Work required >>
Extract each line where the string "redação" shows up.

Provided data >>
►

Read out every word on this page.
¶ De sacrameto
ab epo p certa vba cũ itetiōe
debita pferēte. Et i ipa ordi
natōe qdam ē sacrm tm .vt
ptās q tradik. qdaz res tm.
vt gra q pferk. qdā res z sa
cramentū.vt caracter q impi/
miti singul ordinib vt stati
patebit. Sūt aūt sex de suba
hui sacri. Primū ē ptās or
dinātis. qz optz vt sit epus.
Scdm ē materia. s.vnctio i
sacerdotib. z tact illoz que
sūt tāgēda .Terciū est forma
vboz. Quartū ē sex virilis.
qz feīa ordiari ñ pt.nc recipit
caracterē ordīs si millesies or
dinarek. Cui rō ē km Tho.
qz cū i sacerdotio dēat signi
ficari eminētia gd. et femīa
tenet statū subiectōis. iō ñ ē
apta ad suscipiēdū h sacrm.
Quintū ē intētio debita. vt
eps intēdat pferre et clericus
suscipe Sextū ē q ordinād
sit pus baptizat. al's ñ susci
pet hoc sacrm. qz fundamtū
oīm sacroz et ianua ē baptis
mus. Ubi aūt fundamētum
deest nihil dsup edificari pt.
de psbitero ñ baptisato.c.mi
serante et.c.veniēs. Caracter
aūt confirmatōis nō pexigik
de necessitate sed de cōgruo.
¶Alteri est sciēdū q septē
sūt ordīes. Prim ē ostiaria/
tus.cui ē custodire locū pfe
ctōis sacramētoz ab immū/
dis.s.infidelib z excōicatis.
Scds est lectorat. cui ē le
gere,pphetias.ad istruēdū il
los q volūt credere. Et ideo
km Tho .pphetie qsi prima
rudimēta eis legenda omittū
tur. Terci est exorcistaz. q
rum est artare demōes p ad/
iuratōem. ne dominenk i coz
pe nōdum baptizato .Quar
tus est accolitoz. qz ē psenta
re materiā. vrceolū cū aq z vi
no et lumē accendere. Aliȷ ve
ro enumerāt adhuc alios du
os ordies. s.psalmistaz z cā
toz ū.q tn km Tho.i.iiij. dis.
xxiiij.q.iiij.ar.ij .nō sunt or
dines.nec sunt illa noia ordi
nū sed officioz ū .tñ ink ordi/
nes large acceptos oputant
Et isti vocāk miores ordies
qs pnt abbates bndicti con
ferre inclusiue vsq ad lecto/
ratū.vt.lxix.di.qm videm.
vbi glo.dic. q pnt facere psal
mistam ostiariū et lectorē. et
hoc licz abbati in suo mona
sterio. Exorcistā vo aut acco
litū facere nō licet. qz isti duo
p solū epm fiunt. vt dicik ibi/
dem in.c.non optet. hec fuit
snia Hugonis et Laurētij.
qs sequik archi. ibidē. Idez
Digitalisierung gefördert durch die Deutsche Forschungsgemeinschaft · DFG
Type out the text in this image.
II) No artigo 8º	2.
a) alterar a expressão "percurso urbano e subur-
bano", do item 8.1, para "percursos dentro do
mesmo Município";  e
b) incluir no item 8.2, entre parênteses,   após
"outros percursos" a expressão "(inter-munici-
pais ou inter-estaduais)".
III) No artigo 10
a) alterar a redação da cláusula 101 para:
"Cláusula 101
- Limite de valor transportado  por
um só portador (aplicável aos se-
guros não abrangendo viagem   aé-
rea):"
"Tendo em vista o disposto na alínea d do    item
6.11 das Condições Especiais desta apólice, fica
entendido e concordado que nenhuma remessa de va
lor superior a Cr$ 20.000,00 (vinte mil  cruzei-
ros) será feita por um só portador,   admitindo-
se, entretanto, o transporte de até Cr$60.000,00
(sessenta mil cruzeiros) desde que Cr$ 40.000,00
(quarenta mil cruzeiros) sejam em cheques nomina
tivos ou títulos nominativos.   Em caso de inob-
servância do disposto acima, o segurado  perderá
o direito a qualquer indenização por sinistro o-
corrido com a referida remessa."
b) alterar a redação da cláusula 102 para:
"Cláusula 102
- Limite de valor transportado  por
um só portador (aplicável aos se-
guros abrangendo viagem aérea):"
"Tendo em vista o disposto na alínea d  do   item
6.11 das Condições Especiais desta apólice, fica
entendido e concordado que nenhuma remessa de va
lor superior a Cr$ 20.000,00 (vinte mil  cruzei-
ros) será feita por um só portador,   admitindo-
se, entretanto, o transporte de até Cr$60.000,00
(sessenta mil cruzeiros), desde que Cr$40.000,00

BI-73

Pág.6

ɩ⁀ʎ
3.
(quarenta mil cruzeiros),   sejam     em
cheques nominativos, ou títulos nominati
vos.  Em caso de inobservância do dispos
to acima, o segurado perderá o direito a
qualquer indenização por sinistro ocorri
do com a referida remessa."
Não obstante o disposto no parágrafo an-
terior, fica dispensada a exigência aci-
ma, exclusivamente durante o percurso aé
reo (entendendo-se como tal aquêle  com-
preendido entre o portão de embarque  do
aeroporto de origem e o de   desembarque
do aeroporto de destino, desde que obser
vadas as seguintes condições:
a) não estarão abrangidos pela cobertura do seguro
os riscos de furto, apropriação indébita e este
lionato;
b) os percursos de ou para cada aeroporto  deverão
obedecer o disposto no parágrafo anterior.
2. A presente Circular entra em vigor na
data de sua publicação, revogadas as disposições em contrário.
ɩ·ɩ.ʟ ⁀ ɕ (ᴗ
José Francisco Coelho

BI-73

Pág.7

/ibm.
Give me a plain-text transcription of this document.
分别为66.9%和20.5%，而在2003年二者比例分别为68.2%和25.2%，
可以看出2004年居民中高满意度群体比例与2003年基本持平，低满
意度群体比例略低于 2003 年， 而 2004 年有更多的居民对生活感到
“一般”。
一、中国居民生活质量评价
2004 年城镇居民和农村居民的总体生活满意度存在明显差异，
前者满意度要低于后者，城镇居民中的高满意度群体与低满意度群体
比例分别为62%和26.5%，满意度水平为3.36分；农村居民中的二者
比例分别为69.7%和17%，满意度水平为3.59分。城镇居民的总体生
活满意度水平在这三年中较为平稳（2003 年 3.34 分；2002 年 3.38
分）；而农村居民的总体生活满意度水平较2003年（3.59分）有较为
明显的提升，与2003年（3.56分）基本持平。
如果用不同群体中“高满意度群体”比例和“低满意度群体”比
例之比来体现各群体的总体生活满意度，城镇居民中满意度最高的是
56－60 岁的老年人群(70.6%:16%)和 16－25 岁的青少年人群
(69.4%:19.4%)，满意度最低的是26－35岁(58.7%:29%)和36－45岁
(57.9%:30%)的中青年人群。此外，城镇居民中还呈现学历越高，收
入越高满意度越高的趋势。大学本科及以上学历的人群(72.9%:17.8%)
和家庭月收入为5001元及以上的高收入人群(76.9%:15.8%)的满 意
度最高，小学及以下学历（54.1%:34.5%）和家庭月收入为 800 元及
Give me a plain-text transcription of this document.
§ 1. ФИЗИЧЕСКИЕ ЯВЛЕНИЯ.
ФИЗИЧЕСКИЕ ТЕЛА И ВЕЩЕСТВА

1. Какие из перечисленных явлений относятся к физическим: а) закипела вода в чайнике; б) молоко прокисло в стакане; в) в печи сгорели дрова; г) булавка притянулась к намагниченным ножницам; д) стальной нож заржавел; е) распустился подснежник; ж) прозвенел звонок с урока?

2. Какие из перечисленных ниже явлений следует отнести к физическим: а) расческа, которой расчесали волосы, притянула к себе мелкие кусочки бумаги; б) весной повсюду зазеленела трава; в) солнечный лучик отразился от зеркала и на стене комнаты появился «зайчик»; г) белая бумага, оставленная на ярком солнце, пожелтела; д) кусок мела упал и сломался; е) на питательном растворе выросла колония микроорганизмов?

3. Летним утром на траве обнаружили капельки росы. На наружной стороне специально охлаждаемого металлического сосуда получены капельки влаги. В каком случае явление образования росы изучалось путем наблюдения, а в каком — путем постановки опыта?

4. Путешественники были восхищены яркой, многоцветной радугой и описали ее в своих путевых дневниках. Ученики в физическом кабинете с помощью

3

◄

Task result >>
a) alterar a redação da cláusula 101 para:
b) alterar a redação da cláusula 102 para:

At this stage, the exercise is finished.